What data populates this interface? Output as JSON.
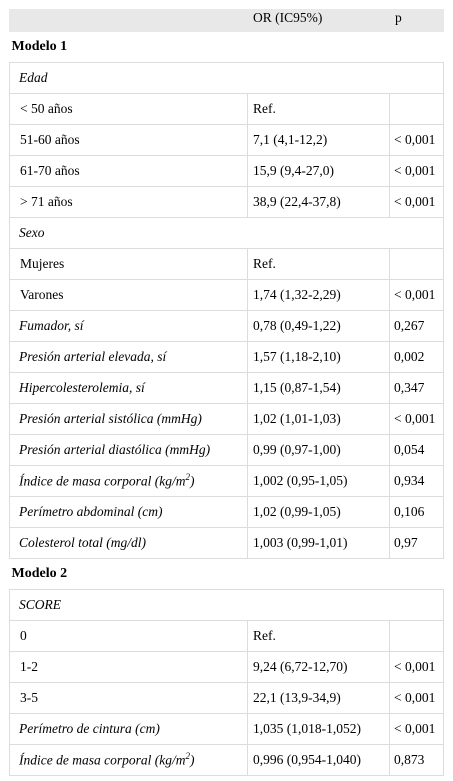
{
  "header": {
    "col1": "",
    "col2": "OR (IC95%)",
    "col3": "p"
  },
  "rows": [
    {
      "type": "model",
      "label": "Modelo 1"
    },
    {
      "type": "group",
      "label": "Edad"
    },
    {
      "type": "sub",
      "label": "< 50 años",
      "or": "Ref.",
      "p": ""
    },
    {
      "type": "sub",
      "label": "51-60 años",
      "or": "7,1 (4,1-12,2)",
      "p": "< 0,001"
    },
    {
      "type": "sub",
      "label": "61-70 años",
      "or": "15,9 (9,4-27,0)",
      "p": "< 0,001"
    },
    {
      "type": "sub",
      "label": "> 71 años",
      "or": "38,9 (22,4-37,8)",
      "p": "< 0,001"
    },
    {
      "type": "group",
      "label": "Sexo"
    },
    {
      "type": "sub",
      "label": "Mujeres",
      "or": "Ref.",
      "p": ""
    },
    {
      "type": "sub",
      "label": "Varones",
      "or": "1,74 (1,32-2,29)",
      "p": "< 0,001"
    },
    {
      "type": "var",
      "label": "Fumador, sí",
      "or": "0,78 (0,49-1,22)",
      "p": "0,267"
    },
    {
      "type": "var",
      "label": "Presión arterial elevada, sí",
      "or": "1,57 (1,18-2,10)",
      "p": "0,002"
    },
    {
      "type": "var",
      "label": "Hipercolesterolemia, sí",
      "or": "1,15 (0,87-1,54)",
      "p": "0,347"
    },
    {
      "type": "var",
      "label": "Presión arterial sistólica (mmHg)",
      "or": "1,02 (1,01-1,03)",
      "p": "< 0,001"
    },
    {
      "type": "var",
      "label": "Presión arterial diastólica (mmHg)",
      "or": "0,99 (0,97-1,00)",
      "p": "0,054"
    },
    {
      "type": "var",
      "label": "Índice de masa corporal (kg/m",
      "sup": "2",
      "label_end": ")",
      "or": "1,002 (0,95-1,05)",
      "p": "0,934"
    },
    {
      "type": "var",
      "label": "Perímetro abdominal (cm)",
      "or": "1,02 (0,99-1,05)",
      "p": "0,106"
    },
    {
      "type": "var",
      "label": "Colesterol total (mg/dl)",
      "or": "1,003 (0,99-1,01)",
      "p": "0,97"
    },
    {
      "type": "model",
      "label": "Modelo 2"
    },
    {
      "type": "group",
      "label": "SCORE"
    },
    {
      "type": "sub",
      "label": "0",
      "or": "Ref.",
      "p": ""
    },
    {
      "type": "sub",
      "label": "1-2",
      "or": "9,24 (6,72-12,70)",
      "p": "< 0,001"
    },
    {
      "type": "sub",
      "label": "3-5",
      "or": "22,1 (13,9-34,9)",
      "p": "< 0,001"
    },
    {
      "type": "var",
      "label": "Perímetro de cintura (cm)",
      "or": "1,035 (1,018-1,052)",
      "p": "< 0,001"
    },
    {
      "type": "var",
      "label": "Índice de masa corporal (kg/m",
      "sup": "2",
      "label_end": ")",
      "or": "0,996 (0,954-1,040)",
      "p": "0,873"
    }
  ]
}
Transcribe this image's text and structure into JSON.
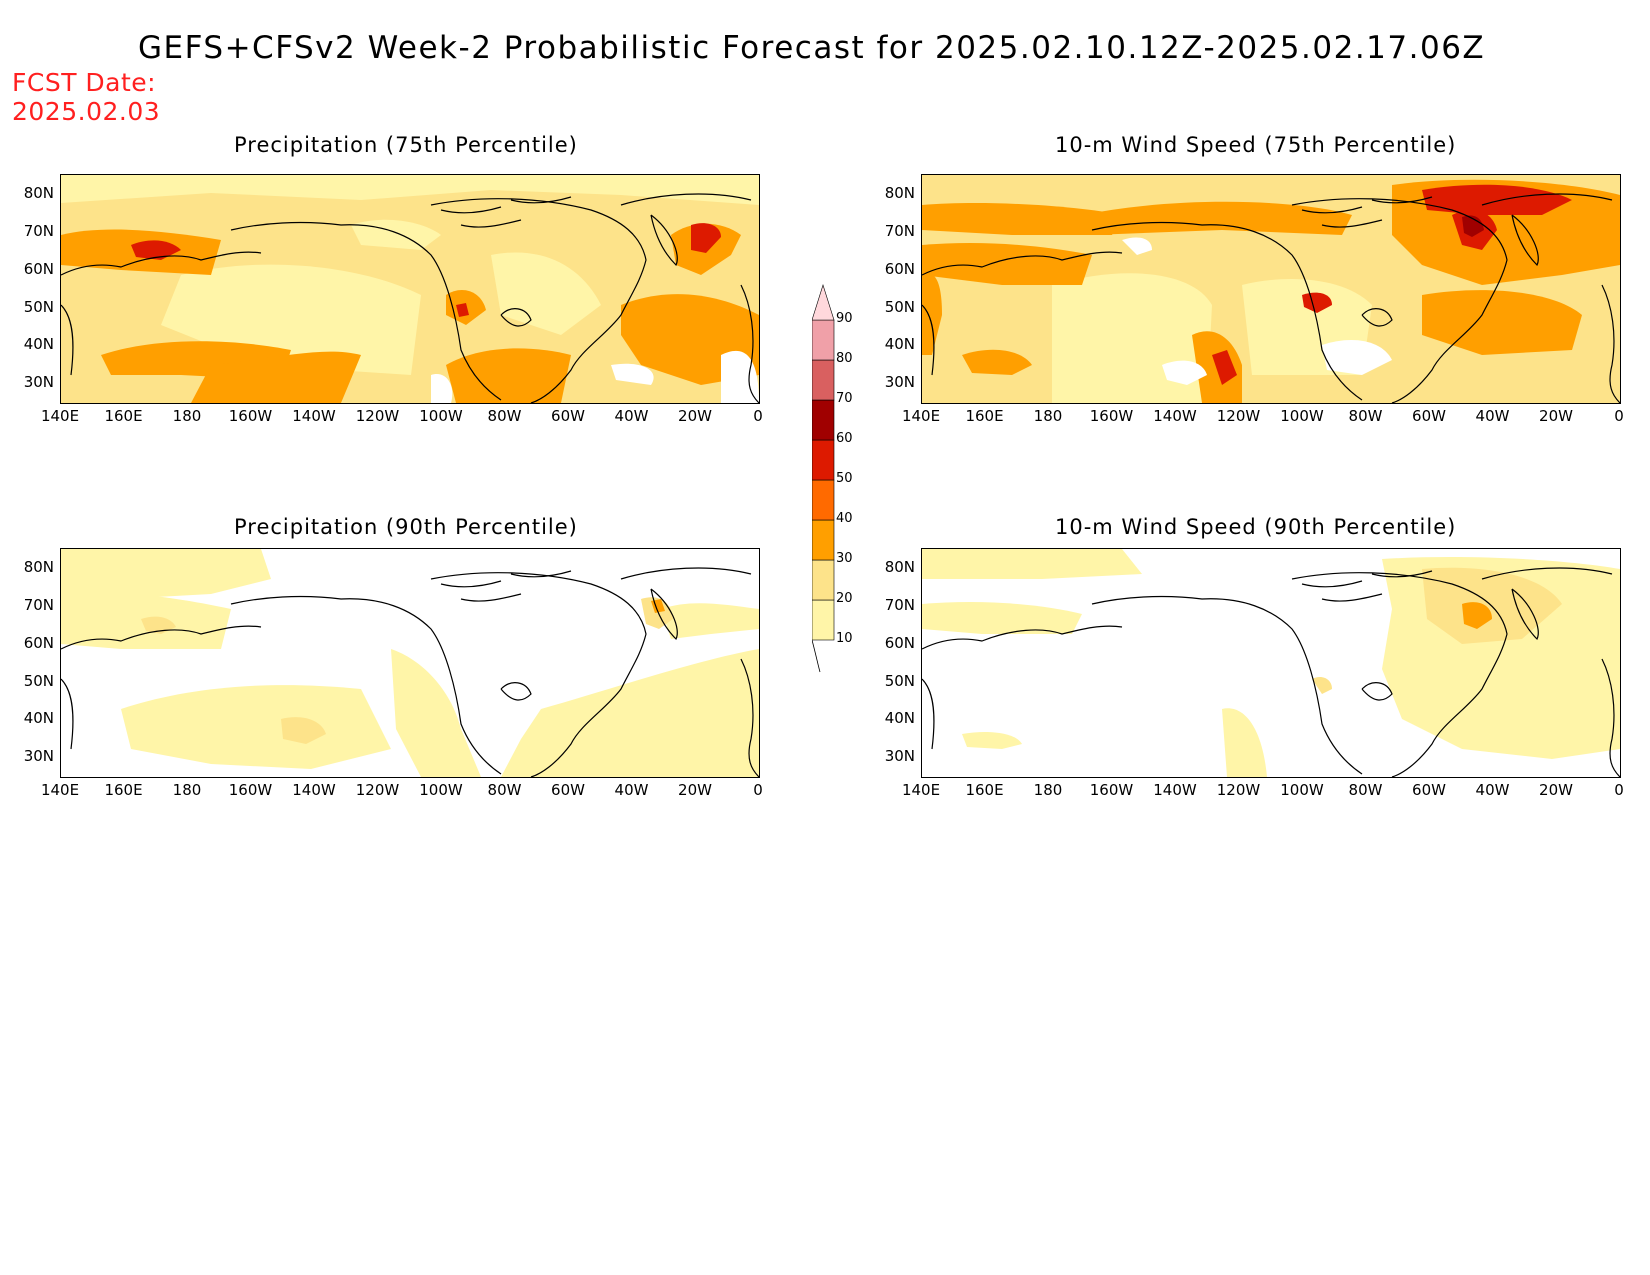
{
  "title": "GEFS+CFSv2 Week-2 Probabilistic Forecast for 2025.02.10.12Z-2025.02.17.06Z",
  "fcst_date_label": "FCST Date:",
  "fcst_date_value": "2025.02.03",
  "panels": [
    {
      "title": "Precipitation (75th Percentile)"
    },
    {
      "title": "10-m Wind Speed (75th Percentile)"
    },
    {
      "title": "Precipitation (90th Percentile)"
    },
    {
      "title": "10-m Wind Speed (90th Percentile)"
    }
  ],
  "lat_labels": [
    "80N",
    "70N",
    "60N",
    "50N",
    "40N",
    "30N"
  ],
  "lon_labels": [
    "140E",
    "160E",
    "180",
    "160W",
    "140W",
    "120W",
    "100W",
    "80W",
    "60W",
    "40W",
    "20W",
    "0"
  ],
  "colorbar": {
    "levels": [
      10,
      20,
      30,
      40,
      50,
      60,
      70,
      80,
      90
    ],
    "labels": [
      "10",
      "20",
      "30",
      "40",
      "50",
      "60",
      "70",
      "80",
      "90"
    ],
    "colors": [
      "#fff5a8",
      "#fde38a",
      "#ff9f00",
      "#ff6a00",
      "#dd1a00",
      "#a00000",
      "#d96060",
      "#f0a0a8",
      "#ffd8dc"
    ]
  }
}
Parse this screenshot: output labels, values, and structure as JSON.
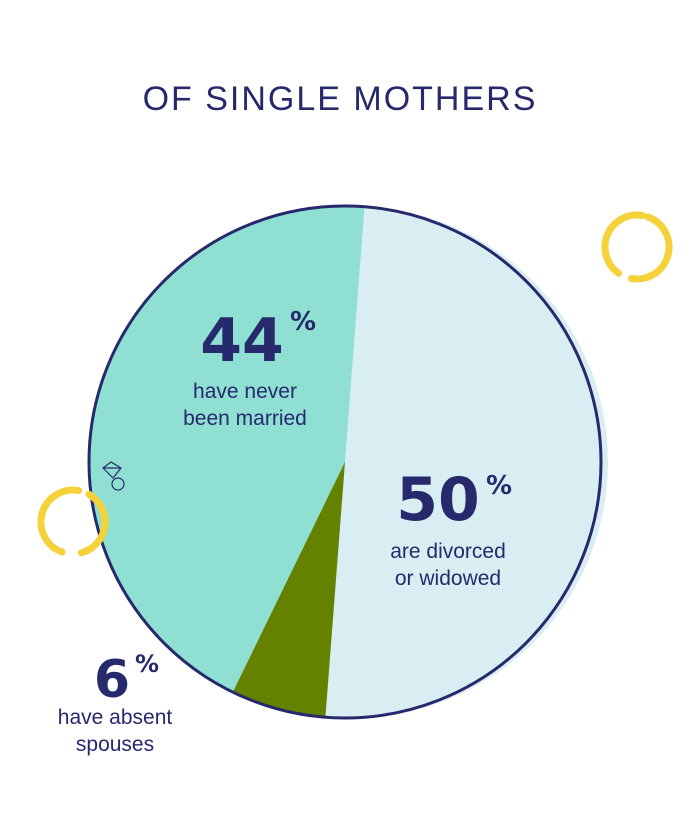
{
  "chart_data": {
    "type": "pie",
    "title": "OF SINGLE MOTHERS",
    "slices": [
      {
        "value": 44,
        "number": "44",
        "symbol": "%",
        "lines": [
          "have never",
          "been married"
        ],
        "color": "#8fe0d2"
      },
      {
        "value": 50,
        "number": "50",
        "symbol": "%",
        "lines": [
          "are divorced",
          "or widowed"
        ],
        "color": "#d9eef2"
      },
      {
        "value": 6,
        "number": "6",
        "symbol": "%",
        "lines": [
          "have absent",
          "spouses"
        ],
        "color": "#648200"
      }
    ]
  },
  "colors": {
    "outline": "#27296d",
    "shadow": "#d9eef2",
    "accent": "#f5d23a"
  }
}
▬▬▬▬▬▬
Only the number is wanted: how many lines in the data include the word "años"?

4